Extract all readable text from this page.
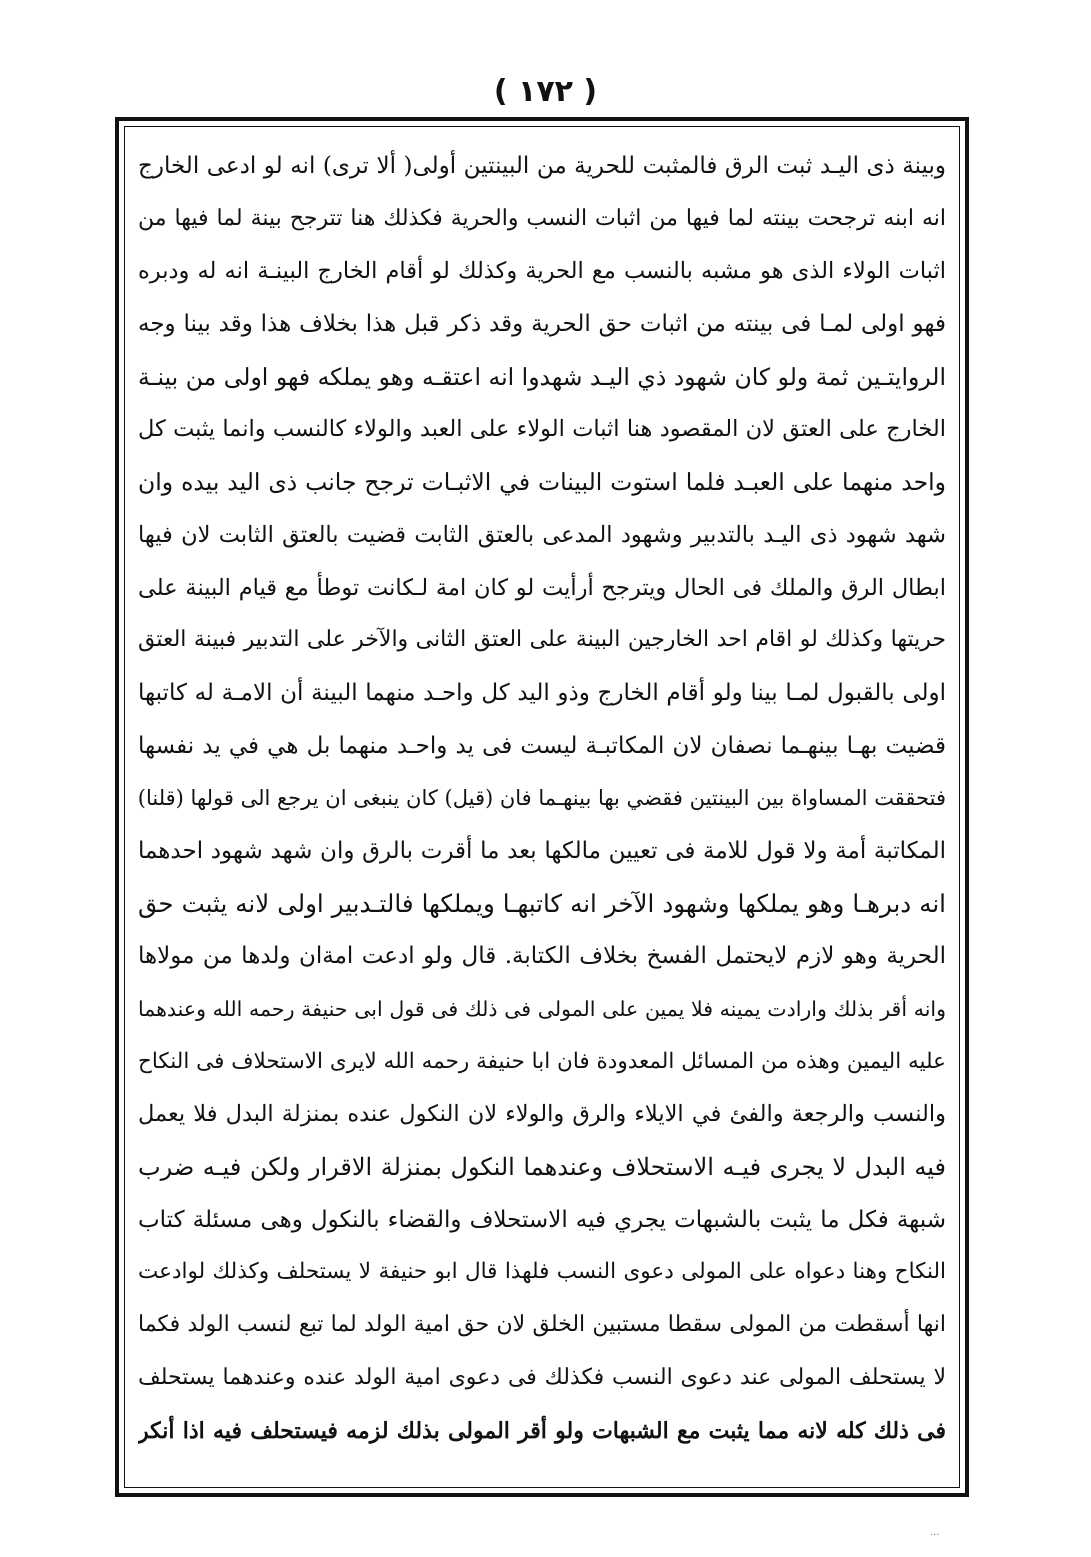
( ١٧٢ )
وبينة ذى اليـد ثبت الرق فالمثبت للحرية من البينتين أولى( ألا ترى) انه لو ادعى الخارج
انه ابنه ترجحت بينته لما فيها من اثبات النسب والحرية فكذلك هنا تترجح بينة لما فيها من
اثبات الولاء الذى هو مشبه بالنسب مع الحرية وكذلك لو أقام الخارج البينـة انه له ودبره
فهو اولى لمـا فى بينته من اثبات حق الحرية وقد ذكر قبل هذا بخلاف هذا وقد بينا وجه
الروايتـين ثمة ولو كان شهود ذي اليـد شهدوا انه اعتقـه وهو يملكه فهو اولى من بينـة
الخارج على العتق لان المقصود هنا اثبات الولاء على العبد والولاء كالنسب وانما يثبت كل
واحد منهما على العبـد فلما استوت البينات في الاثبـات ترجح جانب ذى اليد بيده وان
شهد شهود ذى اليـد بالتدبير وشهود المدعى بالعتق الثابت قضيت بالعتق الثابت لان فيها
ابطال الرق والملك فى الحال ويترجح أرأيت لو كان امة لـكانت توطأ مع قيام البينة على
حريتها وكذلك لو اقام احد الخارجين البينة على العتق الثانى والآخر على التدبير فبينة العتق
اولى بالقبول لمـا بينا ولو أقام الخارج وذو اليد كل واحـد منهما البينة أن الامـة له كاتبها
قضيت بهـا بينهـما نصفان لان المكاتبـة ليست فى يد واحـد منهما بل هي في يد نفسها
فتحققت المساواة بين البينتين فقضي بها بينهـما فان (قيل) كان ينبغى ان يرجع الى قولها (قلنا)
المكاتبة أمة ولا قول للامة فى تعيين مالكها بعد ما أقرت بالرق وان شهد شهود احدهما
انه دبرهـا وهو يملكها وشهود الآخر انه كاتبهـا ويملكها فالتـدبير اولى لانه يثبت حق
الحرية وهو لازم لايحتمل الفسخ بخلاف الكتابة. قال ولو ادعت امةان ولدها من مولاها
وانه أقر بذلك وارادت يمينه فلا يمين على المولى فى ذلك فى قول ابى حنيفة رحمه الله وعندهما
عليه اليمين وهذه من المسائل المعدودة فان ابا حنيفة رحمه الله لايرى الاستحلاف فى النكاح
والنسب والرجعة والفئ في الايلاء والرق والولاء لان النكول عنده بمنزلة البدل فلا يعمل
فيه البدل لا يجرى فيـه الاستحلاف وعندهما النكول بمنزلة الاقرار ولكن فيـه ضرب
شبهة فكل ما يثبت بالشبهات يجري فيه الاستحلاف والقضاء بالنكول وهى مسئلة كتاب
النكاح وهنا دعواه على المولى دعوى النسب فلهذا قال ابو حنيفة لا يستحلف وكذلك لوادعت
انها أسقطت من المولى سقطا مستبين الخلق لان حق امية الولد لما تبع لنسب الولد فكما
لا يستحلف المولى عند دعوى النسب فكذلك فى دعوى امية الولد عنده وعندهما يستحلف
فى ذلك كله لانه مما يثبت مع الشبهات ولو أقر المولى بذلك لزمه فيستحلف فيه اذا أنكر
...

________________________________________

* **Task goal**
Collect the lines of the records that include the string "بينهـما".

* **Answer to this exercise**
قضيت بهـا بينهـما نصفان لان المكاتبـة ليست فى يد واحـد منهما بل هي في يد نفسها
فتحققت المساواة بين البينتين فقضي بها بينهـما فان (قيل) كان ينبغى ان يرجع الى قولها (قلنا)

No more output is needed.